GIVEN ENTRIES ::
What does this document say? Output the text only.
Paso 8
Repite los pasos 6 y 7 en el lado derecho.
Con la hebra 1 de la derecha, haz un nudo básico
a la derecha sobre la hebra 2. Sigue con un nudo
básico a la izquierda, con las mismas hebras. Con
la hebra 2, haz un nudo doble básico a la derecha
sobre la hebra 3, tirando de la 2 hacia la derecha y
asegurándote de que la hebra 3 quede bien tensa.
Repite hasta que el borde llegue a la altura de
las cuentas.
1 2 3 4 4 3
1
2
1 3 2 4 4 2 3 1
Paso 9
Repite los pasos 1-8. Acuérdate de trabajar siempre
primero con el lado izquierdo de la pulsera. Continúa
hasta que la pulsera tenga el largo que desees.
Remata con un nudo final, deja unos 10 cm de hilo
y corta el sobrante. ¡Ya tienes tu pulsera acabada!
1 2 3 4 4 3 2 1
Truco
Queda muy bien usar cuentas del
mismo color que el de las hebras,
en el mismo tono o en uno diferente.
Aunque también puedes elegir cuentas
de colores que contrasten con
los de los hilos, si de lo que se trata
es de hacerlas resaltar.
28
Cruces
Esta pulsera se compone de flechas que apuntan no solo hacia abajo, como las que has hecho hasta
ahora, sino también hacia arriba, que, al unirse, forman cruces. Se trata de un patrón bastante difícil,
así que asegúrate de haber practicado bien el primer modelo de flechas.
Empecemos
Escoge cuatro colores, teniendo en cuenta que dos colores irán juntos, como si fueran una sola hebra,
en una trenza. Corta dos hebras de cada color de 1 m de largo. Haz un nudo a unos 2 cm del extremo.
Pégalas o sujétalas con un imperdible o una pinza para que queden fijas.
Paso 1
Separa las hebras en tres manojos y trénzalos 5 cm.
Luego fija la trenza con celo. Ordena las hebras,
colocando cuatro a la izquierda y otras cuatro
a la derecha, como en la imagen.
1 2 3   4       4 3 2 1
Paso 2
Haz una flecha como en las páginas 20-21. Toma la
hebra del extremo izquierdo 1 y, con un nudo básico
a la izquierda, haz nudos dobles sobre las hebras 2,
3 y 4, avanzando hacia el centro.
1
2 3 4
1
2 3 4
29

WHAT THE TASK ASKS ::
All lines in the data that contain the word "como" should be copied.

RESPONSE BELOW ::
Esta pulsera se compone de flechas que apuntan no solo hacia abajo, como las que has hecho hasta
Escoge cuatro colores, teniendo en cuenta que dos colores irán juntos, como si fueran una sola hebra,
a la derecha, como en la imagen.
Haz una flecha como en las páginas 20-21. Toma la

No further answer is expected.